_EXERCISE:_ Output the data word for word, dropping every image.

_INPUT:_

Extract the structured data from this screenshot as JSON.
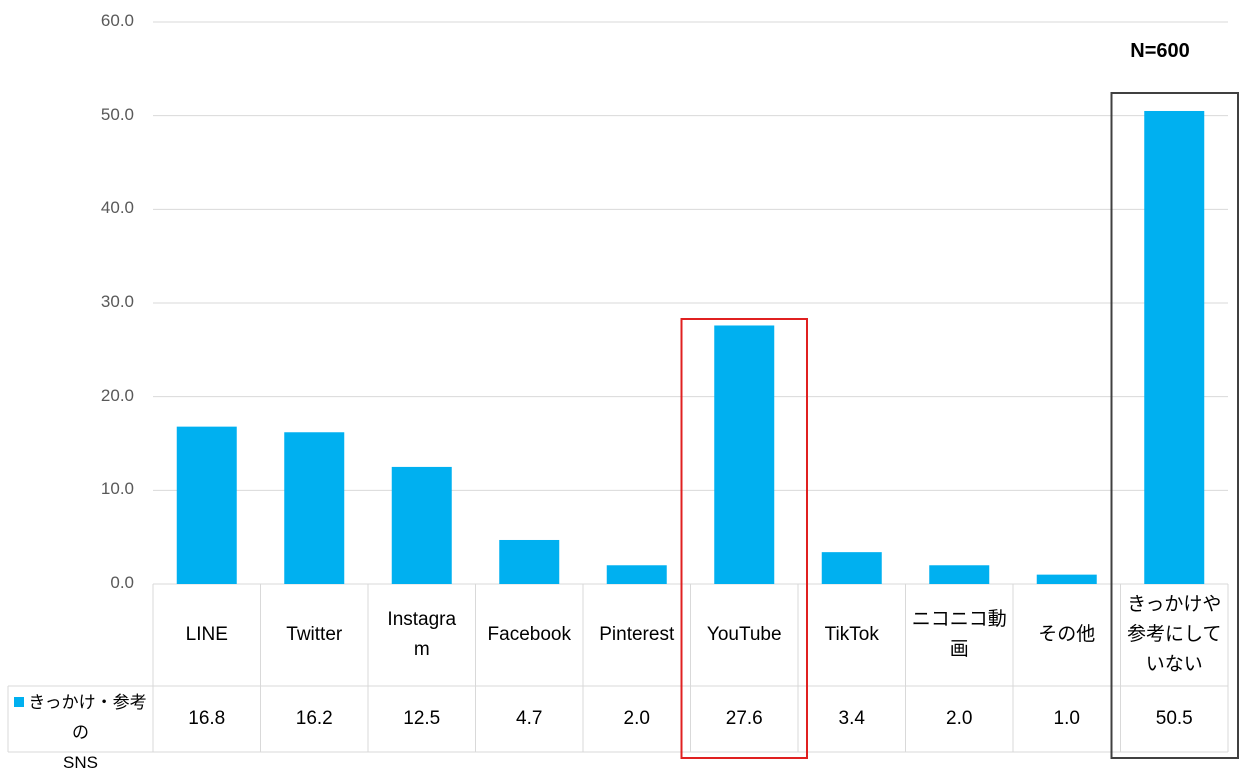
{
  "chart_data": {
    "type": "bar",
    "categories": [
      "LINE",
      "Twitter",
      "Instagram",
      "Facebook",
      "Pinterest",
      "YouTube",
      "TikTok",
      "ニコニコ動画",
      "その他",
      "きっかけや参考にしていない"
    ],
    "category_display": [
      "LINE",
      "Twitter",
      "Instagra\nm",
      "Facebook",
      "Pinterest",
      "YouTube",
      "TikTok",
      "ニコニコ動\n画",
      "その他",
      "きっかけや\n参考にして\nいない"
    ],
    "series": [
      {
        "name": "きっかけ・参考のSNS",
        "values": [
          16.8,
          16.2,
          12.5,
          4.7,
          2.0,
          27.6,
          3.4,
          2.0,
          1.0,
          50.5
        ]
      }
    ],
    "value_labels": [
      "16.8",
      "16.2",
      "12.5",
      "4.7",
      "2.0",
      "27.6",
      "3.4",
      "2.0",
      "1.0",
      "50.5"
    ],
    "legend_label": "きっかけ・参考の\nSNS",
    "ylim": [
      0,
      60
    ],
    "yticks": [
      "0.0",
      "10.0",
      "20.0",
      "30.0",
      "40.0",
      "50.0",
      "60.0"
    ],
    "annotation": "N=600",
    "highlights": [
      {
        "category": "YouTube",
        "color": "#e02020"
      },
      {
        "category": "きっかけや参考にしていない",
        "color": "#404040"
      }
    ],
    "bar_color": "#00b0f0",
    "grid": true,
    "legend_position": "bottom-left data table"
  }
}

_TASK OUTPUT:_
Extract the structured data from this screenshot as JSON.
{
  "chart_data": {
    "type": "bar",
    "categories": [
      "LINE",
      "Twitter",
      "Instagram",
      "Facebook",
      "Pinterest",
      "YouTube",
      "TikTok",
      "ニコニコ動画",
      "その他",
      "きっかけや参考にしていない"
    ],
    "category_display": [
      "LINE",
      "Twitter",
      "Instagra\nm",
      "Facebook",
      "Pinterest",
      "YouTube",
      "TikTok",
      "ニコニコ動\n画",
      "その他",
      "きっかけや\n参考にして\nいない"
    ],
    "series": [
      {
        "name": "きっかけ・参考のSNS",
        "values": [
          16.8,
          16.2,
          12.5,
          4.7,
          2.0,
          27.6,
          3.4,
          2.0,
          1.0,
          50.5
        ]
      }
    ],
    "value_labels": [
      "16.8",
      "16.2",
      "12.5",
      "4.7",
      "2.0",
      "27.6",
      "3.4",
      "2.0",
      "1.0",
      "50.5"
    ],
    "legend_label": "きっかけ・参考の\nSNS",
    "ylim": [
      0,
      60
    ],
    "yticks": [
      "0.0",
      "10.0",
      "20.0",
      "30.0",
      "40.0",
      "50.0",
      "60.0"
    ],
    "annotation": "N=600",
    "highlights": [
      {
        "category": "YouTube",
        "color": "#e02020"
      },
      {
        "category": "きっかけや参考にしていない",
        "color": "#404040"
      }
    ],
    "bar_color": "#00b0f0",
    "grid": true,
    "legend_position": "bottom-left data table"
  }
}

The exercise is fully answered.